▶ **STATED TASK**:
Copy the listing verbatim, excluding any images found in it.

▶ **GIVEN RECORDS**:
-=-=-=-=-
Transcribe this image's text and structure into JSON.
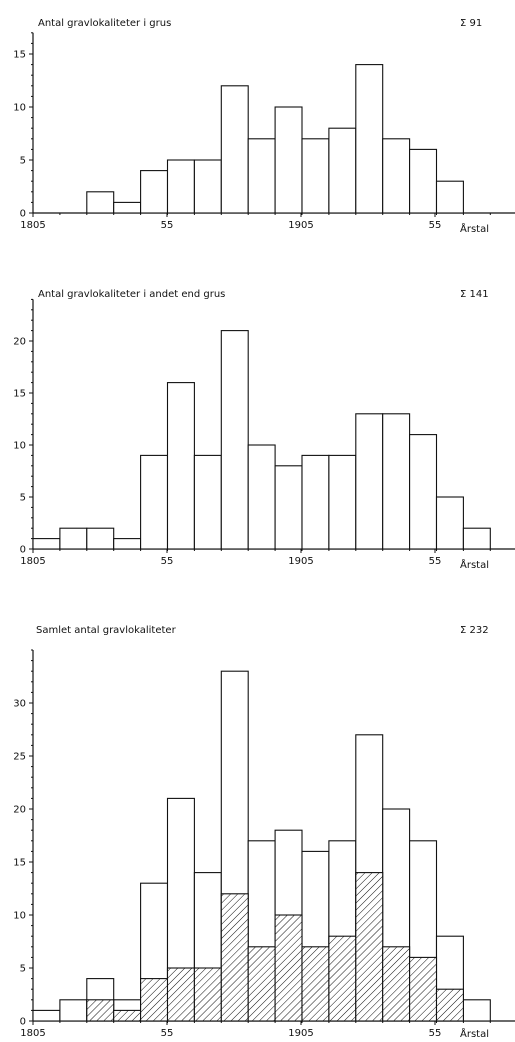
{
  "chart_data": [
    {
      "type": "bar",
      "title": "Antal gravlokaliteter i grus",
      "total_label": "Σ 91",
      "xlabel": "Årstal",
      "x_tick_labels": [
        "1805",
        "55",
        "1905",
        "55"
      ],
      "y_ticks": [
        0,
        5,
        10,
        15
      ],
      "ylim": [
        0,
        17
      ],
      "bin_start": 1805,
      "bin_width": 10,
      "values": [
        0,
        0,
        2,
        1,
        4,
        5,
        5,
        12,
        7,
        10,
        7,
        8,
        14,
        7,
        6,
        3,
        0,
        0
      ]
    },
    {
      "type": "bar",
      "title": "Antal gravlokaliteter i andet end grus",
      "total_label": "Σ 141",
      "xlabel": "Årstal",
      "x_tick_labels": [
        "1805",
        "55",
        "1905",
        "55"
      ],
      "y_ticks": [
        0,
        5,
        10,
        15,
        20
      ],
      "ylim": [
        0,
        24
      ],
      "bin_start": 1805,
      "bin_width": 10,
      "values": [
        1,
        2,
        2,
        1,
        9,
        16,
        9,
        21,
        10,
        8,
        9,
        9,
        13,
        13,
        11,
        5,
        2,
        0
      ]
    },
    {
      "type": "bar",
      "stacked": true,
      "title": "Samlet antal gravlokaliteter",
      "total_label": "Σ 232",
      "xlabel": "Årstal",
      "x_tick_labels": [
        "1805",
        "55",
        "1905",
        "55"
      ],
      "y_ticks": [
        0,
        5,
        10,
        15,
        20,
        25,
        30
      ],
      "ylim": [
        0,
        35
      ],
      "bin_start": 1805,
      "bin_width": 10,
      "values_total": [
        1,
        2,
        4,
        2,
        13,
        21,
        14,
        33,
        17,
        18,
        16,
        17,
        27,
        20,
        17,
        8,
        2,
        0
      ],
      "values_hatched": [
        0,
        0,
        2,
        1,
        4,
        5,
        5,
        12,
        7,
        10,
        7,
        8,
        14,
        7,
        6,
        3,
        0,
        0
      ]
    }
  ]
}
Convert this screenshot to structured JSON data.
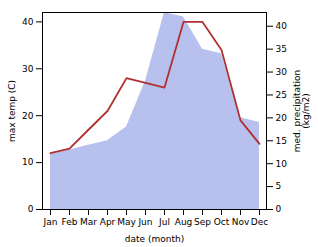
{
  "chart_data": {
    "type": "line",
    "categories": [
      "Jan",
      "Feb",
      "Mar",
      "Apr",
      "May",
      "Jun",
      "Jul",
      "Aug",
      "Sep",
      "Oct",
      "Nov",
      "Dec"
    ],
    "series": [
      {
        "type": "area",
        "axis": "y2",
        "color": "#b8c0ee",
        "values": [
          12,
          13,
          14,
          15,
          18,
          28,
          43,
          42,
          35,
          34,
          20,
          19
        ]
      },
      {
        "type": "line",
        "color": "#b03030",
        "values": [
          12,
          13,
          17,
          21,
          28,
          27,
          26,
          40,
          40,
          34,
          19,
          14
        ]
      }
    ],
    "xlabel": "date (month)",
    "ylabel": "max temp (C)",
    "y2label": "med. precipitation\n(kg/m2)",
    "ylim": [
      0,
      42
    ],
    "yticks": [
      0,
      10,
      20,
      30,
      40
    ],
    "y2lim": [
      0,
      43
    ],
    "y2ticks": [
      0,
      5,
      10,
      15,
      20,
      25,
      30,
      35,
      40
    ]
  }
}
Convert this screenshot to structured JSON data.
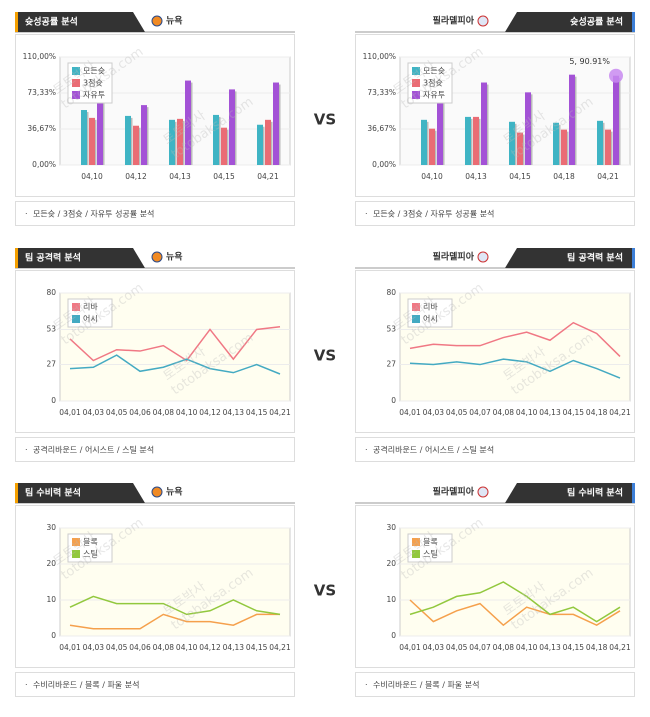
-=-=-=-=-
▶ **SOLUTION TO THE PROBLEM**:
Transcribe this image's text and structure into JSON.
{
  "chart_data": [
    {
      "type": "bar",
      "title": "Antal gravlokaliteter i grus",
      "total_label": "Σ 91",
      "xlabel": "Årstal",
      "x_tick_labels": [
        "1805",
        "55",
        "1905",
        "55"
      ],
      "y_ticks": [
        0,
        5,
        10,
        15
      ],
      "ylim": [
        0,
        17
      ],
      "bin_start": 1805,
      "bin_width": 10,
      "values": [
        0,
        0,
        2,
        1,
        4,
        5,
        5,
        12,
        7,
        10,
        7,
        8,
        14,
        7,
        6,
        3,
        0,
        0
      ]
    },
    {
      "type": "bar",
      "title": "Antal gravlokaliteter i andet end grus",
      "total_label": "Σ 141",
      "xlabel": "Årstal",
      "x_tick_labels": [
        "1805",
        "55",
        "1905",
        "55"
      ],
      "y_ticks": [
        0,
        5,
        10,
        15,
        20
      ],
      "ylim": [
        0,
        24
      ],
      "bin_start": 1805,
      "bin_width": 10,
      "values": [
        1,
        2,
        2,
        1,
        9,
        16,
        9,
        21,
        10,
        8,
        9,
        9,
        13,
        13,
        11,
        5,
        2,
        0
      ]
    },
    {
      "type": "bar",
      "stacked": true,
      "title": "Samlet antal gravlokaliteter",
      "total_label": "Σ 232",
      "xlabel": "Årstal",
      "x_tick_labels": [
        "1805",
        "55",
        "1905",
        "55"
      ],
      "y_ticks": [
        0,
        5,
        10,
        15,
        20,
        25,
        30
      ],
      "ylim": [
        0,
        35
      ],
      "bin_start": 1805,
      "bin_width": 10,
      "values_total": [
        1,
        2,
        4,
        2,
        13,
        21,
        14,
        33,
        17,
        18,
        16,
        17,
        27,
        20,
        17,
        8,
        2,
        0
      ],
      "values_hatched": [
        0,
        0,
        2,
        1,
        4,
        5,
        5,
        12,
        7,
        10,
        7,
        8,
        14,
        7,
        6,
        3,
        0,
        0
      ]
    }
  ]
}
Convert this screenshot to structured JSON data.
{
  "chart_data": {
    "type": "line",
    "categories": [
      "Jan",
      "Feb",
      "Mar",
      "Apr",
      "May",
      "Jun",
      "Jul",
      "Aug",
      "Sep",
      "Oct",
      "Nov",
      "Dec"
    ],
    "series": [
      {
        "type": "area",
        "axis": "y2",
        "color": "#b8c0ee",
        "values": [
          12,
          13,
          14,
          15,
          18,
          28,
          43,
          42,
          35,
          34,
          20,
          19
        ]
      },
      {
        "type": "line",
        "color": "#b03030",
        "values": [
          12,
          13,
          17,
          21,
          28,
          27,
          26,
          40,
          40,
          34,
          19,
          14
        ]
      }
    ],
    "xlabel": "date (month)",
    "ylabel": "max temp (C)",
    "y2label": "med. precipitation\n(kg/m2)",
    "ylim": [
      0,
      42
    ],
    "yticks": [
      0,
      10,
      20,
      30,
      40
    ],
    "y2lim": [
      0,
      43
    ],
    "y2ticks": [
      0,
      5,
      10,
      15,
      20,
      25,
      30,
      35,
      40
    ]
  }
}
Convert this screenshot to structured JSON data.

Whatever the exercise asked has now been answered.